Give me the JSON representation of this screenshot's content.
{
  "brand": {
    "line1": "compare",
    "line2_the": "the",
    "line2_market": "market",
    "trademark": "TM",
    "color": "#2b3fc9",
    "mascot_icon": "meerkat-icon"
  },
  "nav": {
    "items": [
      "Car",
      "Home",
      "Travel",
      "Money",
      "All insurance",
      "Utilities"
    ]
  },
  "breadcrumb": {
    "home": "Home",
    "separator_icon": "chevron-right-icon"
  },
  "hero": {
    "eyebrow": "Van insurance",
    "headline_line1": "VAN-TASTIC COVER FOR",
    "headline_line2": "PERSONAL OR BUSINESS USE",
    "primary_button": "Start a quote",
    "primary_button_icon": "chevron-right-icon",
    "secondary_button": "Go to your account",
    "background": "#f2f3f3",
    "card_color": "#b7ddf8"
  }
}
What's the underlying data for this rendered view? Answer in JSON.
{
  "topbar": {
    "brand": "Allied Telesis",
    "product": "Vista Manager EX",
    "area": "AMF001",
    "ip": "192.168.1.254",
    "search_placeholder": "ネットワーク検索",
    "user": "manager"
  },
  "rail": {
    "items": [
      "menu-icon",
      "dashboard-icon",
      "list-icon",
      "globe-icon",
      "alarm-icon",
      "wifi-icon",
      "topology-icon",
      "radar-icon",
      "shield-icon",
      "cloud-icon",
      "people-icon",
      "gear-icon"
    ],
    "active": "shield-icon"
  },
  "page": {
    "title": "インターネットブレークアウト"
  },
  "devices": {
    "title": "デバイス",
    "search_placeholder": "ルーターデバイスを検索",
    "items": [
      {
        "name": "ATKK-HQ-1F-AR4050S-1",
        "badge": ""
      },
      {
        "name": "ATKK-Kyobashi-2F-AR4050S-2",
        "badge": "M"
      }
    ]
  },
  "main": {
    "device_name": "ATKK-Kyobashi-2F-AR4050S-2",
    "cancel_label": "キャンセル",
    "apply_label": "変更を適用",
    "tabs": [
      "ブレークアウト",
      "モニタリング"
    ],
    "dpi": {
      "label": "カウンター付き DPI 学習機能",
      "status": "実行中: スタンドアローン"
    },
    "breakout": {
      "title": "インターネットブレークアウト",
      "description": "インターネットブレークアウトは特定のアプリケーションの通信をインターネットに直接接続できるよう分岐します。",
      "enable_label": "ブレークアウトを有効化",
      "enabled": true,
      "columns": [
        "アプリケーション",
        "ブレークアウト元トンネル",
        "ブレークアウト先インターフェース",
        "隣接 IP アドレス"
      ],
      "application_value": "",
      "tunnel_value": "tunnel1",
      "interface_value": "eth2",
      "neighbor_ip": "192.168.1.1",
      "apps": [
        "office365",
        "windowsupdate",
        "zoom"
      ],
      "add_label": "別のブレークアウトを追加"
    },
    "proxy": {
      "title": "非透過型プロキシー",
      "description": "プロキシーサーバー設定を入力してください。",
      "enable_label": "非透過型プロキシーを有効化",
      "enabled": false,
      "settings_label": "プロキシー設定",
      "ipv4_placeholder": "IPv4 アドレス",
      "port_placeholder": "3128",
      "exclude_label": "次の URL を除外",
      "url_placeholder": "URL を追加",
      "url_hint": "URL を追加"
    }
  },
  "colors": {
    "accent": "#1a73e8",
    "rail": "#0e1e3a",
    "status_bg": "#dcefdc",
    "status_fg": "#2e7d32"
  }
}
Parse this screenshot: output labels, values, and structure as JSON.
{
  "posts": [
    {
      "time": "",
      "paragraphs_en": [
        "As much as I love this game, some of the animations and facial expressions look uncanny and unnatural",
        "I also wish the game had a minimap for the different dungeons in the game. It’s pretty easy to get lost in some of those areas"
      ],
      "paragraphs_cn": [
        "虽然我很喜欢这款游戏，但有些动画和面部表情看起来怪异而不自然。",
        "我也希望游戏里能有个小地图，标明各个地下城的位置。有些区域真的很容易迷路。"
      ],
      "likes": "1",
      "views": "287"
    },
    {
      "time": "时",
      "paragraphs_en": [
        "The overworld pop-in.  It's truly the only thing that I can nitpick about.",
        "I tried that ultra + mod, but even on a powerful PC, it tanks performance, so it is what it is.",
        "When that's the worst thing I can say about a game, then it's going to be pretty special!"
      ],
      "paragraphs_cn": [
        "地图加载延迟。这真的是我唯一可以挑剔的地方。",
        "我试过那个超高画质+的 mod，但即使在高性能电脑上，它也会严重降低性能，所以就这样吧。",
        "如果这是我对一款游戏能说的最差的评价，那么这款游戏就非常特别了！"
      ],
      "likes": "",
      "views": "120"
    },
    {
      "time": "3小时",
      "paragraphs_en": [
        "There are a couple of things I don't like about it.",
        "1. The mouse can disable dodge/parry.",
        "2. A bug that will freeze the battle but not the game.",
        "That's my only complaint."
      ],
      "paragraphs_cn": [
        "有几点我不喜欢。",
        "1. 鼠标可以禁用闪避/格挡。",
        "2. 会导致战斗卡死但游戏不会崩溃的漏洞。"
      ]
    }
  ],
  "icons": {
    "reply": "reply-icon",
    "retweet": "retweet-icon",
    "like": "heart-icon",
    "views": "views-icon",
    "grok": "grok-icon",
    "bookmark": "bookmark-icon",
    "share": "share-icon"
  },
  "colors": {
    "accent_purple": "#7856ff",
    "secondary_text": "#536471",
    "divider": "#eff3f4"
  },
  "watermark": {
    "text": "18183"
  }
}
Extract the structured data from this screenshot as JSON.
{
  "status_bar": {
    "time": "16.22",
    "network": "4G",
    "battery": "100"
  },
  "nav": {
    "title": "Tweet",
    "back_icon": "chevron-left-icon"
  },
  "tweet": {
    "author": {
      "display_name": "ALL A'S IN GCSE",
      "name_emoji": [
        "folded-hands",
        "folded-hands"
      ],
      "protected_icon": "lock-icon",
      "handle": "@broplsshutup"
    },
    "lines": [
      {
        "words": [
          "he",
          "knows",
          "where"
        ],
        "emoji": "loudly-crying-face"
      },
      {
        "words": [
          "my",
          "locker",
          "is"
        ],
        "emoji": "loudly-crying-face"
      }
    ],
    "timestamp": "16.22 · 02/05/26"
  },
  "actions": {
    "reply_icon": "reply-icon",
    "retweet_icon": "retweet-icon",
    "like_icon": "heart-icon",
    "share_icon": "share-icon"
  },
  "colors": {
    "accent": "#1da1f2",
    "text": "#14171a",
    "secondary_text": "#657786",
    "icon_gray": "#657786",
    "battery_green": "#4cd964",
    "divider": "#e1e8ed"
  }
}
▬▬▬▬▬▬▬▬▬▬
[Aim]:
Check each line of the entries for the string "retweet". Copy the lines that have it.

[Right answer]:
    "retweet": "retweet-icon",
    "retweet_icon": "retweet-icon",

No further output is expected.